RAW DATA —
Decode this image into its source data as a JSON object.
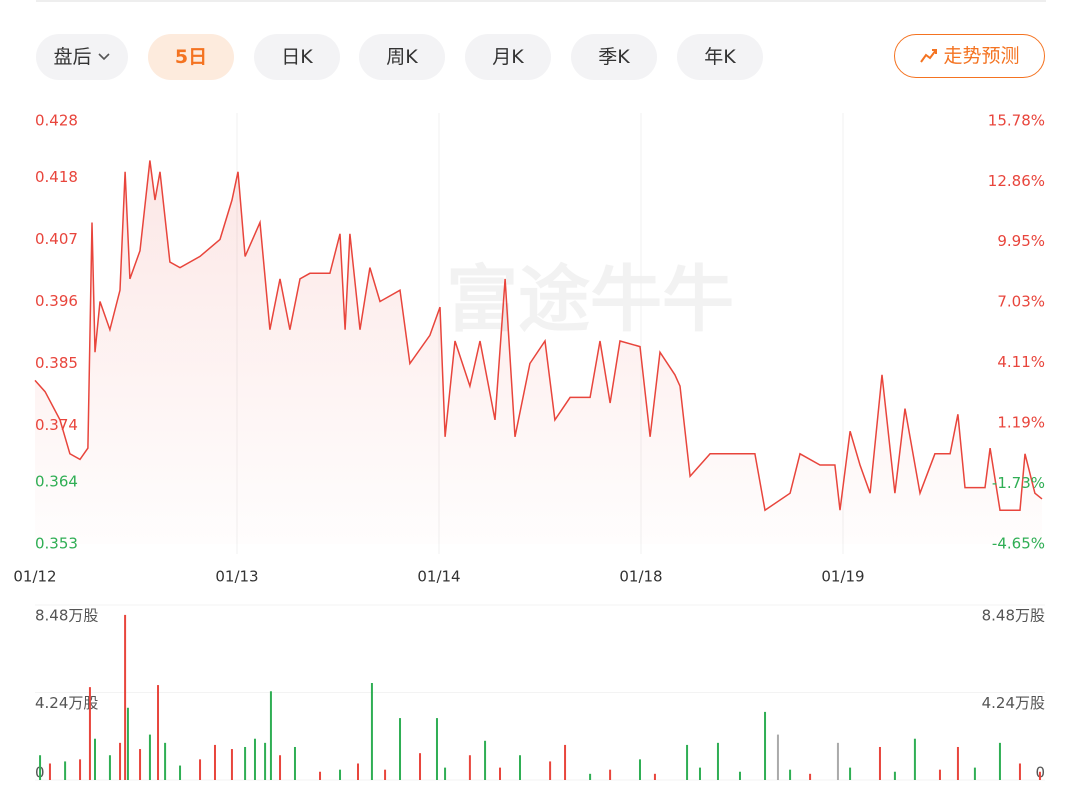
{
  "tabs": [
    "盘后",
    "5日",
    "日K",
    "周K",
    "月K",
    "季K",
    "年K"
  ],
  "active_tab": 1,
  "forecast_button": "走势预测",
  "watermark": "富途牛牛",
  "chart_data": [
    {
      "type": "line",
      "x": [
        0,
        0.05,
        0.124,
        0.173,
        0.223,
        0.262,
        0.282,
        0.297,
        0.322,
        0.371,
        0.421,
        0.446,
        0.47,
        0.52,
        0.569,
        0.594,
        0.619,
        0.668,
        0.718,
        0.817,
        0.916,
        0.975,
        1.005,
        1.04,
        1.114,
        1.163,
        1.213,
        1.262,
        1.312,
        1.361,
        1.46,
        1.51,
        1.535,
        1.559,
        1.609,
        1.658,
        1.708,
        1.807,
        1.856,
        1.955,
        2.005,
        2.03,
        2.079,
        2.153,
        2.203,
        2.277,
        2.327,
        2.376,
        2.45,
        2.525,
        2.574,
        2.649,
        2.748,
        2.797,
        2.847,
        2.896,
        2.995,
        3.045,
        3.094,
        3.168,
        3.193,
        3.243,
        3.342,
        3.441,
        3.564,
        3.614,
        3.738,
        3.787,
        3.886,
        3.96,
        3.985,
        4.035,
        4.084,
        4.134,
        4.193,
        4.257,
        4.307,
        4.381,
        4.455,
        4.53,
        4.569,
        4.604,
        4.703,
        4.728,
        4.777,
        4.876,
        4.901,
        4.95,
        4.985
      ],
      "series": [
        {
          "color": "#e8453c",
          "values": [
            0.382,
            0.38,
            0.375,
            0.369,
            0.368,
            0.37,
            0.41,
            0.387,
            0.396,
            0.391,
            0.398,
            0.419,
            0.4,
            0.405,
            0.421,
            0.414,
            0.419,
            0.403,
            0.402,
            0.404,
            0.407,
            0.414,
            0.419,
            0.404,
            0.41,
            0.391,
            0.4,
            0.391,
            0.4,
            0.401,
            0.401,
            0.408,
            0.391,
            0.408,
            0.391,
            0.402,
            0.396,
            0.398,
            0.385,
            0.39,
            0.395,
            0.372,
            0.389,
            0.381,
            0.389,
            0.375,
            0.4,
            0.372,
            0.385,
            0.389,
            0.375,
            0.379,
            0.379,
            0.389,
            0.378,
            0.389,
            0.388,
            0.372,
            0.387,
            0.383,
            0.381,
            0.365,
            0.369,
            0.369,
            0.369,
            0.359,
            0.362,
            0.369,
            0.367,
            0.367,
            0.359,
            0.373,
            0.367,
            0.362,
            0.383,
            0.362,
            0.377,
            0.362,
            0.369,
            0.369,
            0.376,
            0.363,
            0.363,
            0.37,
            0.359,
            0.359,
            0.369,
            0.362,
            0.361
          ]
        }
      ],
      "xlim": [
        0,
        5
      ],
      "xticks": [
        {
          "value": 0,
          "label": "01/12"
        },
        {
          "value": 1,
          "label": "01/13"
        },
        {
          "value": 2,
          "label": "01/14"
        },
        {
          "value": 3,
          "label": "01/18"
        },
        {
          "value": 4,
          "label": "01/19"
        }
      ],
      "ylim": [
        0.353,
        0.428
      ],
      "yticks": [
        0.428,
        0.418,
        0.407,
        0.396,
        0.385,
        0.374,
        0.364,
        0.353
      ],
      "y2lim": [
        -4.65,
        15.78
      ],
      "y2ticks": [
        {
          "value": 15.78,
          "label": "15.78%"
        },
        {
          "value": 12.86,
          "label": "12.86%"
        },
        {
          "value": 9.95,
          "label": "9.95%"
        },
        {
          "value": 7.03,
          "label": "7.03%"
        },
        {
          "value": 4.11,
          "label": "4.11%"
        },
        {
          "value": 1.19,
          "label": "1.19%"
        },
        {
          "value": -1.73,
          "label": "-1.73%"
        },
        {
          "value": -4.65,
          "label": "-4.65%"
        }
      ],
      "up_color": "#e8453c",
      "down_color": "#2fae54",
      "grid": true
    },
    {
      "type": "bar",
      "x": [
        0.025,
        0.074,
        0.149,
        0.223,
        0.272,
        0.297,
        0.371,
        0.421,
        0.446,
        0.46,
        0.52,
        0.569,
        0.609,
        0.644,
        0.718,
        0.817,
        0.891,
        0.975,
        1.04,
        1.089,
        1.139,
        1.168,
        1.213,
        1.287,
        1.411,
        1.51,
        1.599,
        1.668,
        1.733,
        1.807,
        1.906,
        1.99,
        2.03,
        2.153,
        2.228,
        2.302,
        2.401,
        2.55,
        2.624,
        2.748,
        2.847,
        2.995,
        3.069,
        3.228,
        3.292,
        3.381,
        3.49,
        3.614,
        3.678,
        3.738,
        3.837,
        3.975,
        4.035,
        4.183,
        4.257,
        4.356,
        4.48,
        4.569,
        4.653,
        4.777,
        4.876,
        4.975
      ],
      "values": [
        1.2,
        0.8,
        0.9,
        1.0,
        4.5,
        2.0,
        1.2,
        1.8,
        8.0,
        3.5,
        1.5,
        2.2,
        4.6,
        1.8,
        0.7,
        1.0,
        1.7,
        1.5,
        1.6,
        2.0,
        1.8,
        4.3,
        1.2,
        1.6,
        0.4,
        0.5,
        0.8,
        4.7,
        0.5,
        3.0,
        1.3,
        3.0,
        0.6,
        1.2,
        1.9,
        0.6,
        1.2,
        0.9,
        1.7,
        0.3,
        0.5,
        1.0,
        0.3,
        1.7,
        0.6,
        1.8,
        0.4,
        3.3,
        2.2,
        0.5,
        0.3,
        1.8,
        0.6,
        1.6,
        0.4,
        2.0,
        0.5,
        1.6,
        0.6,
        1.8,
        0.8,
        0.4
      ],
      "colors": [
        "#2fae54",
        "#e8453c",
        "#2fae54",
        "#e8453c",
        "#e8453c",
        "#2fae54",
        "#2fae54",
        "#e8453c",
        "#e8453c",
        "#2fae54",
        "#e8453c",
        "#2fae54",
        "#e8453c",
        "#2fae54",
        "#2fae54",
        "#e8453c",
        "#e8453c",
        "#e8453c",
        "#2fae54",
        "#2fae54",
        "#2fae54",
        "#2fae54",
        "#e8453c",
        "#2fae54",
        "#e8453c",
        "#2fae54",
        "#e8453c",
        "#2fae54",
        "#e8453c",
        "#2fae54",
        "#e8453c",
        "#2fae54",
        "#2fae54",
        "#e8453c",
        "#2fae54",
        "#e8453c",
        "#2fae54",
        "#e8453c",
        "#e8453c",
        "#2fae54",
        "#e8453c",
        "#2fae54",
        "#e8453c",
        "#2fae54",
        "#2fae54",
        "#2fae54",
        "#2fae54",
        "#2fae54",
        "#aaaaaa",
        "#2fae54",
        "#e8453c",
        "#aaaaaa",
        "#2fae54",
        "#e8453c",
        "#2fae54",
        "#2fae54",
        "#e8453c",
        "#e8453c",
        "#2fae54",
        "#2fae54",
        "#e8453c",
        "#e8453c"
      ],
      "xlim": [
        0,
        5
      ],
      "ylim": [
        0,
        8.48
      ],
      "yticks": [
        0,
        {
          "value": 4.24,
          "label": "4.24万股"
        },
        {
          "value": 8.48,
          "label": "8.48万股"
        }
      ]
    }
  ]
}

EXERCISE — Transcribe the entries above verbatim, omitting their pictures.

TASK SOLUTION —
Decode this image into its source data as a JSON object.
{
  "tabs": [
    "盘后",
    "5日",
    "日K",
    "周K",
    "月K",
    "季K",
    "年K"
  ],
  "active_tab": 1,
  "forecast_button": "走势预测",
  "watermark": "富途牛牛",
  "chart_data": [
    {
      "type": "line",
      "x": [
        0,
        0.05,
        0.124,
        0.173,
        0.223,
        0.262,
        0.282,
        0.297,
        0.322,
        0.371,
        0.421,
        0.446,
        0.47,
        0.52,
        0.569,
        0.594,
        0.619,
        0.668,
        0.718,
        0.817,
        0.916,
        0.975,
        1.005,
        1.04,
        1.114,
        1.163,
        1.213,
        1.262,
        1.312,
        1.361,
        1.46,
        1.51,
        1.535,
        1.559,
        1.609,
        1.658,
        1.708,
        1.807,
        1.856,
        1.955,
        2.005,
        2.03,
        2.079,
        2.153,
        2.203,
        2.277,
        2.327,
        2.376,
        2.45,
        2.525,
        2.574,
        2.649,
        2.748,
        2.797,
        2.847,
        2.896,
        2.995,
        3.045,
        3.094,
        3.168,
        3.193,
        3.243,
        3.342,
        3.441,
        3.564,
        3.614,
        3.738,
        3.787,
        3.886,
        3.96,
        3.985,
        4.035,
        4.084,
        4.134,
        4.193,
        4.257,
        4.307,
        4.381,
        4.455,
        4.53,
        4.569,
        4.604,
        4.703,
        4.728,
        4.777,
        4.876,
        4.901,
        4.95,
        4.985
      ],
      "series": [
        {
          "color": "#e8453c",
          "values": [
            0.382,
            0.38,
            0.375,
            0.369,
            0.368,
            0.37,
            0.41,
            0.387,
            0.396,
            0.391,
            0.398,
            0.419,
            0.4,
            0.405,
            0.421,
            0.414,
            0.419,
            0.403,
            0.402,
            0.404,
            0.407,
            0.414,
            0.419,
            0.404,
            0.41,
            0.391,
            0.4,
            0.391,
            0.4,
            0.401,
            0.401,
            0.408,
            0.391,
            0.408,
            0.391,
            0.402,
            0.396,
            0.398,
            0.385,
            0.39,
            0.395,
            0.372,
            0.389,
            0.381,
            0.389,
            0.375,
            0.4,
            0.372,
            0.385,
            0.389,
            0.375,
            0.379,
            0.379,
            0.389,
            0.378,
            0.389,
            0.388,
            0.372,
            0.387,
            0.383,
            0.381,
            0.365,
            0.369,
            0.369,
            0.369,
            0.359,
            0.362,
            0.369,
            0.367,
            0.367,
            0.359,
            0.373,
            0.367,
            0.362,
            0.383,
            0.362,
            0.377,
            0.362,
            0.369,
            0.369,
            0.376,
            0.363,
            0.363,
            0.37,
            0.359,
            0.359,
            0.369,
            0.362,
            0.361
          ]
        }
      ],
      "xlim": [
        0,
        5
      ],
      "xticks": [
        {
          "value": 0,
          "label": "01/12"
        },
        {
          "value": 1,
          "label": "01/13"
        },
        {
          "value": 2,
          "label": "01/14"
        },
        {
          "value": 3,
          "label": "01/18"
        },
        {
          "value": 4,
          "label": "01/19"
        }
      ],
      "ylim": [
        0.353,
        0.428
      ],
      "yticks": [
        0.428,
        0.418,
        0.407,
        0.396,
        0.385,
        0.374,
        0.364,
        0.353
      ],
      "y2lim": [
        -4.65,
        15.78
      ],
      "y2ticks": [
        {
          "value": 15.78,
          "label": "15.78%"
        },
        {
          "value": 12.86,
          "label": "12.86%"
        },
        {
          "value": 9.95,
          "label": "9.95%"
        },
        {
          "value": 7.03,
          "label": "7.03%"
        },
        {
          "value": 4.11,
          "label": "4.11%"
        },
        {
          "value": 1.19,
          "label": "1.19%"
        },
        {
          "value": -1.73,
          "label": "-1.73%"
        },
        {
          "value": -4.65,
          "label": "-4.65%"
        }
      ],
      "up_color": "#e8453c",
      "down_color": "#2fae54",
      "grid": true
    },
    {
      "type": "bar",
      "x": [
        0.025,
        0.074,
        0.149,
        0.223,
        0.272,
        0.297,
        0.371,
        0.421,
        0.446,
        0.46,
        0.52,
        0.569,
        0.609,
        0.644,
        0.718,
        0.817,
        0.891,
        0.975,
        1.04,
        1.089,
        1.139,
        1.168,
        1.213,
        1.287,
        1.411,
        1.51,
        1.599,
        1.668,
        1.733,
        1.807,
        1.906,
        1.99,
        2.03,
        2.153,
        2.228,
        2.302,
        2.401,
        2.55,
        2.624,
        2.748,
        2.847,
        2.995,
        3.069,
        3.228,
        3.292,
        3.381,
        3.49,
        3.614,
        3.678,
        3.738,
        3.837,
        3.975,
        4.035,
        4.183,
        4.257,
        4.356,
        4.48,
        4.569,
        4.653,
        4.777,
        4.876,
        4.975
      ],
      "values": [
        1.2,
        0.8,
        0.9,
        1.0,
        4.5,
        2.0,
        1.2,
        1.8,
        8.0,
        3.5,
        1.5,
        2.2,
        4.6,
        1.8,
        0.7,
        1.0,
        1.7,
        1.5,
        1.6,
        2.0,
        1.8,
        4.3,
        1.2,
        1.6,
        0.4,
        0.5,
        0.8,
        4.7,
        0.5,
        3.0,
        1.3,
        3.0,
        0.6,
        1.2,
        1.9,
        0.6,
        1.2,
        0.9,
        1.7,
        0.3,
        0.5,
        1.0,
        0.3,
        1.7,
        0.6,
        1.8,
        0.4,
        3.3,
        2.2,
        0.5,
        0.3,
        1.8,
        0.6,
        1.6,
        0.4,
        2.0,
        0.5,
        1.6,
        0.6,
        1.8,
        0.8,
        0.4
      ],
      "colors": [
        "#2fae54",
        "#e8453c",
        "#2fae54",
        "#e8453c",
        "#e8453c",
        "#2fae54",
        "#2fae54",
        "#e8453c",
        "#e8453c",
        "#2fae54",
        "#e8453c",
        "#2fae54",
        "#e8453c",
        "#2fae54",
        "#2fae54",
        "#e8453c",
        "#e8453c",
        "#e8453c",
        "#2fae54",
        "#2fae54",
        "#2fae54",
        "#2fae54",
        "#e8453c",
        "#2fae54",
        "#e8453c",
        "#2fae54",
        "#e8453c",
        "#2fae54",
        "#e8453c",
        "#2fae54",
        "#e8453c",
        "#2fae54",
        "#2fae54",
        "#e8453c",
        "#2fae54",
        "#e8453c",
        "#2fae54",
        "#e8453c",
        "#e8453c",
        "#2fae54",
        "#e8453c",
        "#2fae54",
        "#e8453c",
        "#2fae54",
        "#2fae54",
        "#2fae54",
        "#2fae54",
        "#2fae54",
        "#aaaaaa",
        "#2fae54",
        "#e8453c",
        "#aaaaaa",
        "#2fae54",
        "#e8453c",
        "#2fae54",
        "#2fae54",
        "#e8453c",
        "#e8453c",
        "#2fae54",
        "#2fae54",
        "#e8453c",
        "#e8453c"
      ],
      "xlim": [
        0,
        5
      ],
      "ylim": [
        0,
        8.48
      ],
      "yticks": [
        0,
        {
          "value": 4.24,
          "label": "4.24万股"
        },
        {
          "value": 8.48,
          "label": "8.48万股"
        }
      ]
    }
  ]
}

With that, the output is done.